■ **Information given**
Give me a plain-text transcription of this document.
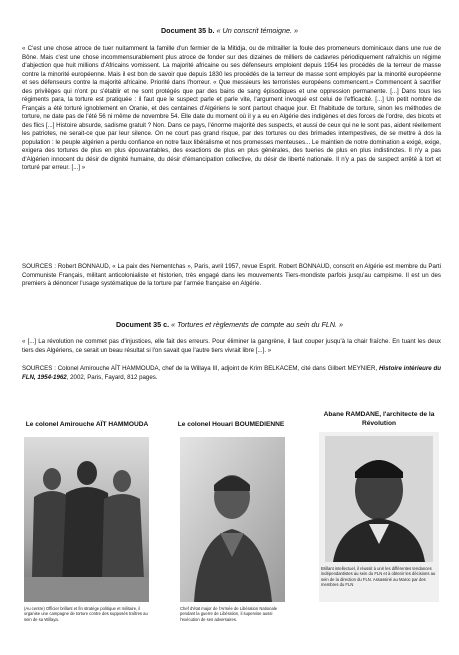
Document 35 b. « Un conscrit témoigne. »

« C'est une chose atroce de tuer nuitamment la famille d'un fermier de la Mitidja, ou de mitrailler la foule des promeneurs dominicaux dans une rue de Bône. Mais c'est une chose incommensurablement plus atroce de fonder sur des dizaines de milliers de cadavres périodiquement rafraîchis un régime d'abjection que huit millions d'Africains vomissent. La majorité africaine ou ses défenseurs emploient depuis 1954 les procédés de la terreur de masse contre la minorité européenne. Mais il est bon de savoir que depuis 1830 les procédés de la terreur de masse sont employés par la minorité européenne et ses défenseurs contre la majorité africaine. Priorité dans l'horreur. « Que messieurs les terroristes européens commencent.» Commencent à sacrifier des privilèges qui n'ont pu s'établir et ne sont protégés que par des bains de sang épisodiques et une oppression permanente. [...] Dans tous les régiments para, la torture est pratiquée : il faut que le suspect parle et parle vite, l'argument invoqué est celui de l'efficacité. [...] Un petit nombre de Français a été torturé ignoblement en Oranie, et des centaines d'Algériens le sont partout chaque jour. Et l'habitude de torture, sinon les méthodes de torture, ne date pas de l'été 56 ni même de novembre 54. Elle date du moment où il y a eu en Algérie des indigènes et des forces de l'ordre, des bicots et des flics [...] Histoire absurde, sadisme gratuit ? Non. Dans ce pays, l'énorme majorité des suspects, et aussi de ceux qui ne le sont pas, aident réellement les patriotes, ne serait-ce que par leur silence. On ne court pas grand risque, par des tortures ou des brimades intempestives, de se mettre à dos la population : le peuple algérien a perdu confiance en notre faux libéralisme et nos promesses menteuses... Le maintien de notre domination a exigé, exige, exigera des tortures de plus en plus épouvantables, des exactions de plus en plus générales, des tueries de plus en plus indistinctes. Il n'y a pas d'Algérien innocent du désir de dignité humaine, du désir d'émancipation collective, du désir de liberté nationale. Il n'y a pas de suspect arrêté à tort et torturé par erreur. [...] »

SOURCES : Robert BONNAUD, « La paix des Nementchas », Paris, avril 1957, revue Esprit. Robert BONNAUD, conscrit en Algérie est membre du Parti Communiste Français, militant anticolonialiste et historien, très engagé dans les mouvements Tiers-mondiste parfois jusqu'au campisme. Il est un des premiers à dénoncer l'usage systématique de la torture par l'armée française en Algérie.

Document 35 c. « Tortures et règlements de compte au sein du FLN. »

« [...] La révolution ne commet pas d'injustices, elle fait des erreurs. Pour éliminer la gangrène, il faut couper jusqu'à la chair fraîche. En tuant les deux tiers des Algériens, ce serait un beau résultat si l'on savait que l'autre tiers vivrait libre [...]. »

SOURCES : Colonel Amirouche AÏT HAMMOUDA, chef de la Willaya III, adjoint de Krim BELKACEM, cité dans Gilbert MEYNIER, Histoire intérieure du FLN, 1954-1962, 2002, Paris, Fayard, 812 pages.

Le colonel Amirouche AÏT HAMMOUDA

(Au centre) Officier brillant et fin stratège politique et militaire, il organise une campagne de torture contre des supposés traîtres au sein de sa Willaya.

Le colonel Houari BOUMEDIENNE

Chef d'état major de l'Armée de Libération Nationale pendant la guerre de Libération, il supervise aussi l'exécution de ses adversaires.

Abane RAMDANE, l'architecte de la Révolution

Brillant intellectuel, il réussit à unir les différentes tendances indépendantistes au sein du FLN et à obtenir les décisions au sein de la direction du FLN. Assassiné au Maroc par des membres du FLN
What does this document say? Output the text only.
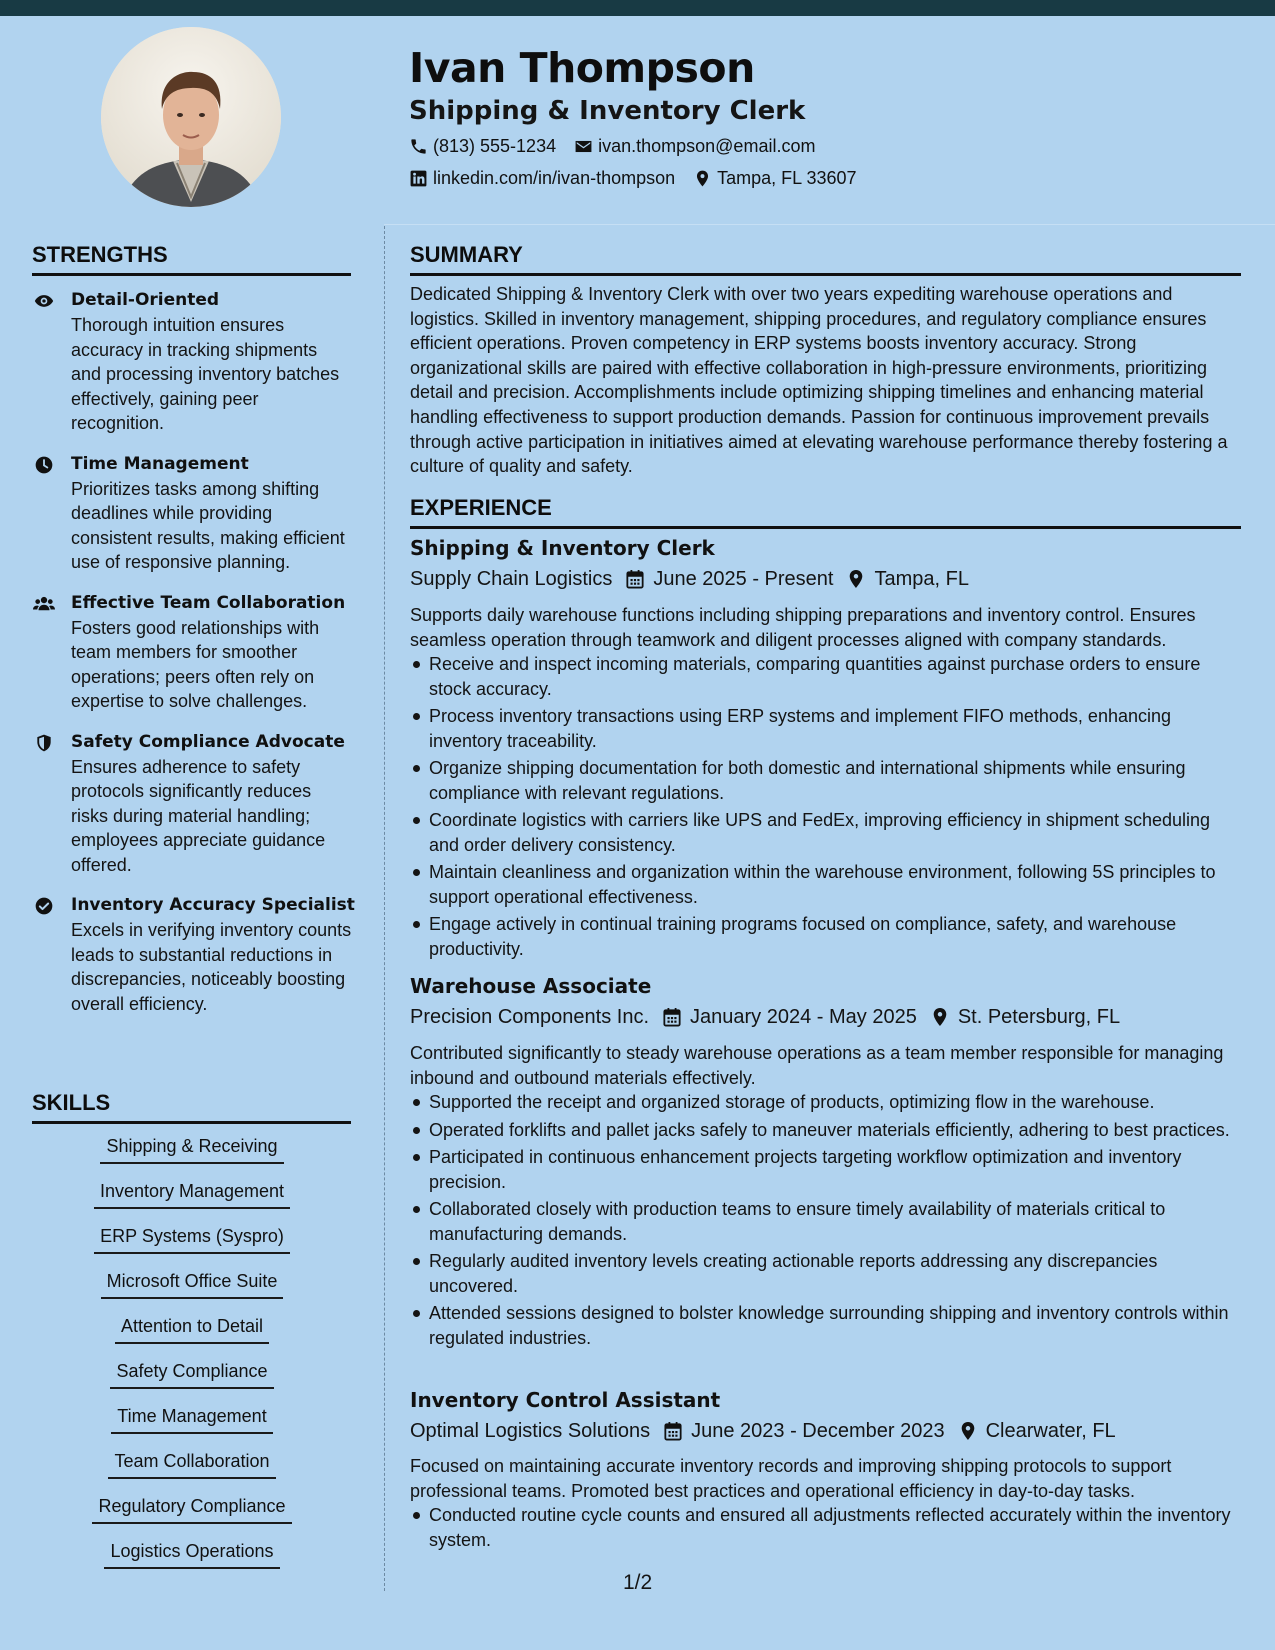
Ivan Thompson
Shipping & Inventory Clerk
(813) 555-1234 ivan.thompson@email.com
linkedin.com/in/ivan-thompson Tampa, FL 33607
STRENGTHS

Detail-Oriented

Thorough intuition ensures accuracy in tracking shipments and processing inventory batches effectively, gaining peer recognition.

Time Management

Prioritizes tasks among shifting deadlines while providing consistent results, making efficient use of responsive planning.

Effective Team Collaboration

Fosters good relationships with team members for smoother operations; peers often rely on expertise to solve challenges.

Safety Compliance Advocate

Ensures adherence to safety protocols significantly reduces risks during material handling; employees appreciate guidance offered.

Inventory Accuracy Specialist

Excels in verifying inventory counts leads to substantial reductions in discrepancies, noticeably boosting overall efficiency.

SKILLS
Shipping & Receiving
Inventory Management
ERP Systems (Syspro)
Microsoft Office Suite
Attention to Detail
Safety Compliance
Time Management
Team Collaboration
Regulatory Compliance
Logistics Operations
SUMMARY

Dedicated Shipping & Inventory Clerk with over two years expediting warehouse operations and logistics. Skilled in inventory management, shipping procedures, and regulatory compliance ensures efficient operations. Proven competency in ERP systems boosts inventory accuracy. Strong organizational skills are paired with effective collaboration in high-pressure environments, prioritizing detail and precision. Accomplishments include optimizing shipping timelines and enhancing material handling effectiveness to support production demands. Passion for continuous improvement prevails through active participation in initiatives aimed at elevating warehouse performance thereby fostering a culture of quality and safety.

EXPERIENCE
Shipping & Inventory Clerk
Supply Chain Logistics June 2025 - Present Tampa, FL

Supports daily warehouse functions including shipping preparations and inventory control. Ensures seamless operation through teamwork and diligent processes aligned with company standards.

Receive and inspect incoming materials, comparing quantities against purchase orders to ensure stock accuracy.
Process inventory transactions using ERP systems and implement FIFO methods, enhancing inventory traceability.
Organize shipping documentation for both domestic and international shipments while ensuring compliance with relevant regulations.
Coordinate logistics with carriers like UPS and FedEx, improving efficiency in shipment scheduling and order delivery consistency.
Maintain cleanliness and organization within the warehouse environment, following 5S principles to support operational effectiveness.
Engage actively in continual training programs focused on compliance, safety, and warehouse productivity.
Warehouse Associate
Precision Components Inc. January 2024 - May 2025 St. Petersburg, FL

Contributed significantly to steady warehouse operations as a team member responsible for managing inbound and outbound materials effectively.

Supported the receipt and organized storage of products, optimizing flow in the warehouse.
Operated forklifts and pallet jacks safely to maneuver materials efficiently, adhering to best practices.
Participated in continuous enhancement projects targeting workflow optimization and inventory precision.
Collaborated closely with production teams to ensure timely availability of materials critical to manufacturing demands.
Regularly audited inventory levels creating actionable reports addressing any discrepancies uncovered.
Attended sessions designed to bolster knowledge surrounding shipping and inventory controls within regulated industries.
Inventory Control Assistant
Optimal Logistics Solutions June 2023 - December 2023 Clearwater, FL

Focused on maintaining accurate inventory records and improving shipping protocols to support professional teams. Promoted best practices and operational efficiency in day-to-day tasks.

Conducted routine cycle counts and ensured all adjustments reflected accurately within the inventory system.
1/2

* * *

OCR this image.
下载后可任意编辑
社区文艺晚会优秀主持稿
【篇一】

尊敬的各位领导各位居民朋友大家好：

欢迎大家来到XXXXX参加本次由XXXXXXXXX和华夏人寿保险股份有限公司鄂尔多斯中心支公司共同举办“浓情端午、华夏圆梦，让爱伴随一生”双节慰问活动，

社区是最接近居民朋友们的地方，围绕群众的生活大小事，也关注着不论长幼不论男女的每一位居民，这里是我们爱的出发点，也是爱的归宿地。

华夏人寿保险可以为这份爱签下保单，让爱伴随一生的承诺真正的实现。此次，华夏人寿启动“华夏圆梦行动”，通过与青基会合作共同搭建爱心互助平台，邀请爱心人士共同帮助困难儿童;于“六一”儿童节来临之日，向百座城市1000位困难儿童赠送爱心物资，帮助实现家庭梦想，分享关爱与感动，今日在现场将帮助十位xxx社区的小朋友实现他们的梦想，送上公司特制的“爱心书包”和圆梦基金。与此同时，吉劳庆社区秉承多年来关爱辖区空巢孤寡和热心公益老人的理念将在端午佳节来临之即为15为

==

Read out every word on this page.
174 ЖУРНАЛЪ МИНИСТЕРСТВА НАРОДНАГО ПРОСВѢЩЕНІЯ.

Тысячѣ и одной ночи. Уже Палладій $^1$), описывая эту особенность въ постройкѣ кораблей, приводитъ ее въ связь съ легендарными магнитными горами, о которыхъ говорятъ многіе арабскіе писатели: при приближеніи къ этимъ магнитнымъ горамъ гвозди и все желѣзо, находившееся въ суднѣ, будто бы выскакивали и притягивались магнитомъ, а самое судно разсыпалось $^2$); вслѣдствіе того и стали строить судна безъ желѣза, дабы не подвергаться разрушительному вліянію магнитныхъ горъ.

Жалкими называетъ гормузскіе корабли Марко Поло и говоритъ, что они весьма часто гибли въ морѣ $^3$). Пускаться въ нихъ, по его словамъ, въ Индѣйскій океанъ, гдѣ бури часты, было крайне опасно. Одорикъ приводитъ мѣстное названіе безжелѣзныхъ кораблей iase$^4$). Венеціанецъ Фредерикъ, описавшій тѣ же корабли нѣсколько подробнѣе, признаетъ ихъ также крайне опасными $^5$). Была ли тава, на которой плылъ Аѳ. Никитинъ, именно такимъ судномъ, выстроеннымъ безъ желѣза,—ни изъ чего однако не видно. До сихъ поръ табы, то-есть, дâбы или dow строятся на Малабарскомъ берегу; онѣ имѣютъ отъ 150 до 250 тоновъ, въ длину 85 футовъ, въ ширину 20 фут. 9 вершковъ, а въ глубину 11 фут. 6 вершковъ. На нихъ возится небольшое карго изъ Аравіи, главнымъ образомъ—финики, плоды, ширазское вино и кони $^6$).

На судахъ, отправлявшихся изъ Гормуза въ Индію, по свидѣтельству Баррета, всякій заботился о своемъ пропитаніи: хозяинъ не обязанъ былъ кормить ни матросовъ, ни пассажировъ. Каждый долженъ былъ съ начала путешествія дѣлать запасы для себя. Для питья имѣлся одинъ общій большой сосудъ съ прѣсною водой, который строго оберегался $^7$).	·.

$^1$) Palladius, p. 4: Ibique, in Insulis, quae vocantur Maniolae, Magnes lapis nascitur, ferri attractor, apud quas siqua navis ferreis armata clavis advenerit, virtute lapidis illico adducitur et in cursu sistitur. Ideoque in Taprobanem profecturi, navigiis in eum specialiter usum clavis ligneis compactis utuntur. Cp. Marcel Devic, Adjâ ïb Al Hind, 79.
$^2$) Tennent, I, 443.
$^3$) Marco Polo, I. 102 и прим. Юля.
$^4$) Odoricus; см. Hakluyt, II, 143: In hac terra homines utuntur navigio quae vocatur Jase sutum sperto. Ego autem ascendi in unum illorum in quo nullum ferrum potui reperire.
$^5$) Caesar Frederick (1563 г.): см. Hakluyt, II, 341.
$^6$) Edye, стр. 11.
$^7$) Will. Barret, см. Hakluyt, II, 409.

■ **What the exercise asks**
Copy each line containing the word "significantly" from the data.

■ **Solved problem**
Ensures adherence to safety protocols significantly reduces risks during material handling; employees appreciate guidance offered.
Contributed significantly to steady warehouse operations as a team member responsible for managing inbound and outbound materials effectively.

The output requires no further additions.